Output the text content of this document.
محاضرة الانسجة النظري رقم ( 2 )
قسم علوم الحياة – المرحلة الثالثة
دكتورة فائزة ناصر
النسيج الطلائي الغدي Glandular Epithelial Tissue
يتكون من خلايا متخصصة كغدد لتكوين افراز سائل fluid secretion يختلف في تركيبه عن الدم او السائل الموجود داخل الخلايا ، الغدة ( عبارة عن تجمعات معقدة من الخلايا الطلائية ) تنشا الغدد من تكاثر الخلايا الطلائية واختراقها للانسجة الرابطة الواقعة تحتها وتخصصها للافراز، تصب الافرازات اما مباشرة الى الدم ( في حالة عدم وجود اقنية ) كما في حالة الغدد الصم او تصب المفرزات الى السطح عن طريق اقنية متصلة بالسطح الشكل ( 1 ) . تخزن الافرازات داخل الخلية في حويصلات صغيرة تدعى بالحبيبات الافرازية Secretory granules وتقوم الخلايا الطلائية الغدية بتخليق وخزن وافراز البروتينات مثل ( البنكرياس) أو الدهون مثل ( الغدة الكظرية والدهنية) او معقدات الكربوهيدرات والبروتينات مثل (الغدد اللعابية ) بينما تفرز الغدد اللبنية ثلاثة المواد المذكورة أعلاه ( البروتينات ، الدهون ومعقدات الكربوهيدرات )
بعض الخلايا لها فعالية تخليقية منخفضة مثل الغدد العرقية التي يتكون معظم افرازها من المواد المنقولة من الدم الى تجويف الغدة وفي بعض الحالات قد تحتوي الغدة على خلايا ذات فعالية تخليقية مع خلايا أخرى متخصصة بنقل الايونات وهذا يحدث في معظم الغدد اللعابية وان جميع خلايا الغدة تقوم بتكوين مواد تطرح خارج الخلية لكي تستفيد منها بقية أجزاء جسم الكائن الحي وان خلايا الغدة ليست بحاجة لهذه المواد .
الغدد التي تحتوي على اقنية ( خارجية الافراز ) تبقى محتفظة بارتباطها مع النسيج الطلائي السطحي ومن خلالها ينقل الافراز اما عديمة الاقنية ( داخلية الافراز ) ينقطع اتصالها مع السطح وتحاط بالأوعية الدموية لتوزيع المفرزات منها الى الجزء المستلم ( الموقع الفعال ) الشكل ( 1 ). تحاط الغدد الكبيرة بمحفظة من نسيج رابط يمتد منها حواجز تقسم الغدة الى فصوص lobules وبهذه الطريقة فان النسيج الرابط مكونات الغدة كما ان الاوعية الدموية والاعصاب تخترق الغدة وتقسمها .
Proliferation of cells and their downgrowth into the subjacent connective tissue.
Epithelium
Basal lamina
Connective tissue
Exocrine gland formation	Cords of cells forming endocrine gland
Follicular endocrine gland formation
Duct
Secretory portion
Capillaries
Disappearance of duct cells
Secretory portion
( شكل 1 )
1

▸ **Task**: A count alone is required. How many lines in the entries contain the string "منها"?

▸ **Worked solution**: 2